[Opening SOURCE EXTRACT section]

LONDON.- A striking portrait of the novelist E. M. Forster by his friend, the art historian and painter Roger Fry, set a new world record for the artist at auction when it sold for £325,000 at
Bonhams Modern British and Irish Art sale today (Wednesday 1 July). It had been estimated at £30,000-50,000. The sale made a total of £2,000,000 with 80% sold by lot and 85% sold by value.
This was the first sale held at Bonhams that members of the public were able to attend in person since the Governments relaxation of lockdown regulations. Bidders in the auction room remained socially distanced at all times and participated keenly in the auction.
Fry and Forster were prominent member of the Bloomsbury Group, the early 20th century artists, writers and freethinkers who in Dorothy Parkers memorable phrase, lived in squares, painted in circles, and loved in triangles. The Group scandalised society at the time and has continued to fascinate succeeding generations.

[Closing SOURCE EXTRACT section]

» REQUIRED WORK:
**a)** Can you reproduce a passage of the auction report word for word, starting with "This was the" and going on through "fascinate succeeding generations."?
**b)** Could you recast the paragraph of the auction report that begins "This was the first sale" as a short bulleted list of its main facts?

[Opening GIVEN ENTRIES section]

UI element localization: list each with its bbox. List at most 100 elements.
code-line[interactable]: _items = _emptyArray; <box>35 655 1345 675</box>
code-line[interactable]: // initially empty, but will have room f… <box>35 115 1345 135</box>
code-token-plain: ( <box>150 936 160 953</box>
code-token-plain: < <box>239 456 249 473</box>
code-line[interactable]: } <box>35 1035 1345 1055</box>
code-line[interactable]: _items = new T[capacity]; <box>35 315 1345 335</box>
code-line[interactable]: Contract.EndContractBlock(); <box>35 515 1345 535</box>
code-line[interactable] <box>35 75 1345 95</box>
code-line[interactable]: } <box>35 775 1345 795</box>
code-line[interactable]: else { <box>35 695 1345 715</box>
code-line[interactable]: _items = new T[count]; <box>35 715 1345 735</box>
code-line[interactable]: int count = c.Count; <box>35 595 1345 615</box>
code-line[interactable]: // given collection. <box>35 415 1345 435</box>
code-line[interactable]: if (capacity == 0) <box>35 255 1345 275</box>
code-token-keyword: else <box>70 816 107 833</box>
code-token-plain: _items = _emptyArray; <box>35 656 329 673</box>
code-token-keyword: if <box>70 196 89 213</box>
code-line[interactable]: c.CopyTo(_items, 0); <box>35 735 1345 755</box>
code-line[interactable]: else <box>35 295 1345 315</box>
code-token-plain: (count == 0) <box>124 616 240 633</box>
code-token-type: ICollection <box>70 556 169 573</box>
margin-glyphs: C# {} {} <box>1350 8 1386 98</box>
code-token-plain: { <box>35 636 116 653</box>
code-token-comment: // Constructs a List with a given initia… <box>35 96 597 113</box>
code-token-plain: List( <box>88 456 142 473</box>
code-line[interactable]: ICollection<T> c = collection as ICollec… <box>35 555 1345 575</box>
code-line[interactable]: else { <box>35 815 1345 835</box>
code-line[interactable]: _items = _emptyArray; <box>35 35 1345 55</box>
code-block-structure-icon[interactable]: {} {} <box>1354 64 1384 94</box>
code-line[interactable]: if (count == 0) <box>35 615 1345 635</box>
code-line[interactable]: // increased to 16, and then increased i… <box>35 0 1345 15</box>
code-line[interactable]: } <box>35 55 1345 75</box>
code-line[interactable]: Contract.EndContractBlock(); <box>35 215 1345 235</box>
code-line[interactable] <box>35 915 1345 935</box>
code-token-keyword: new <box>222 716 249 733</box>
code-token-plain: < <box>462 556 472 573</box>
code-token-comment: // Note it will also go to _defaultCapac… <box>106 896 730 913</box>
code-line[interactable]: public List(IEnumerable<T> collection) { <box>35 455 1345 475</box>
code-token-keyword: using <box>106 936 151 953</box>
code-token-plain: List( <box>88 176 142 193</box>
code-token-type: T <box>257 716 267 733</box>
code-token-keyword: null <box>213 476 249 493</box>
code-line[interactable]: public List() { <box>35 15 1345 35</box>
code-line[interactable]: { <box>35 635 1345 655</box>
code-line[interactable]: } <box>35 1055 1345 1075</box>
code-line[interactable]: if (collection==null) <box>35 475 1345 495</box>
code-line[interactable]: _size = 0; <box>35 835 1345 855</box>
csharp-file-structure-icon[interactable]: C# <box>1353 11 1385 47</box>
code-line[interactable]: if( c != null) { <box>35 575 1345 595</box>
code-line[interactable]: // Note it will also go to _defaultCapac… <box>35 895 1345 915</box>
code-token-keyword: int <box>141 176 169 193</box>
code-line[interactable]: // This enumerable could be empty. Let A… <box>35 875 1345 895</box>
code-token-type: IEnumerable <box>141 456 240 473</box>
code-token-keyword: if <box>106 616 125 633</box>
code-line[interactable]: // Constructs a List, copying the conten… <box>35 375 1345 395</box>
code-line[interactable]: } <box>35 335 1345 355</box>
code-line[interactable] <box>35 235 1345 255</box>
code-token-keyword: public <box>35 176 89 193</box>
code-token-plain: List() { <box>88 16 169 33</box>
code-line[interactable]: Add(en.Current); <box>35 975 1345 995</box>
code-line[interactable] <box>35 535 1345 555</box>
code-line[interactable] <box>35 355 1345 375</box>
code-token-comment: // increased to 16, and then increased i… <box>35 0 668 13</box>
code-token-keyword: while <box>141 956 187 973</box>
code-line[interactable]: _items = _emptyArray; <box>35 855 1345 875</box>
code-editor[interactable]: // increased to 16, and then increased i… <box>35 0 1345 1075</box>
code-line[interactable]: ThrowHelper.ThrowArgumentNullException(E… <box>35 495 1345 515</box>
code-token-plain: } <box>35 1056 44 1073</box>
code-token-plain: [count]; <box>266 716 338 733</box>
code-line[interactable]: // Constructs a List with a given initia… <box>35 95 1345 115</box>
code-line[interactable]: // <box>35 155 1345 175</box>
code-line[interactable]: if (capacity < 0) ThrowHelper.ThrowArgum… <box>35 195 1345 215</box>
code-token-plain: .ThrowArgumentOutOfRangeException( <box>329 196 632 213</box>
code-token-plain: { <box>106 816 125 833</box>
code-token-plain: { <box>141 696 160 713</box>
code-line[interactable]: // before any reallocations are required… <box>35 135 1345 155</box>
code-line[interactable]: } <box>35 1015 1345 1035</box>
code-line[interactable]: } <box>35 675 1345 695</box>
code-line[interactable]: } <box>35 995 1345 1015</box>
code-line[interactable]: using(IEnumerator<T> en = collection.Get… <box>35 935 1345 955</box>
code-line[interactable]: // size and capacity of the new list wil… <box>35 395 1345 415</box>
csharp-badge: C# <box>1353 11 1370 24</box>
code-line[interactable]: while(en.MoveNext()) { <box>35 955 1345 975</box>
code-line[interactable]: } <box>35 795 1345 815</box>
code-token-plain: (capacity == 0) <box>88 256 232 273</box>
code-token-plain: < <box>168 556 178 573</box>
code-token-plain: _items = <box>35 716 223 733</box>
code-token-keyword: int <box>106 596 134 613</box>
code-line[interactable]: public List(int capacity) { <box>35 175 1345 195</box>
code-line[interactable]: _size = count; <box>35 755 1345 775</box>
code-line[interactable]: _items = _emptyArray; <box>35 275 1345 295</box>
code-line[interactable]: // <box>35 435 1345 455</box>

[Closing GIVEN ENTRIES section]

» RESPONSES FOR EACH TASK:
**a)**
This was the first sale held at Bonhams that members of the public were able to attend in person since the Governments relaxation of lockdown regulations. Bidders in the auction room remained socially distanced at all times and participated keenly in the auction.
Fry and Forster were prominent member of the Bloomsbury Group, the early 20th century artists, writers and freethinkers who in Dorothy Parkers memorable phrase, lived in squares, painted in circles, and loved in triangles. The Group scandalised society at the time and has continued to fascinate succeeding generations.

**b)**
- It was the first Bonhams sale that members of the public could attend in person since the government relaxed lockdown regulations.
- Bidders in the auction room stayed socially distanced at all times.
- They participated keenly in the auction.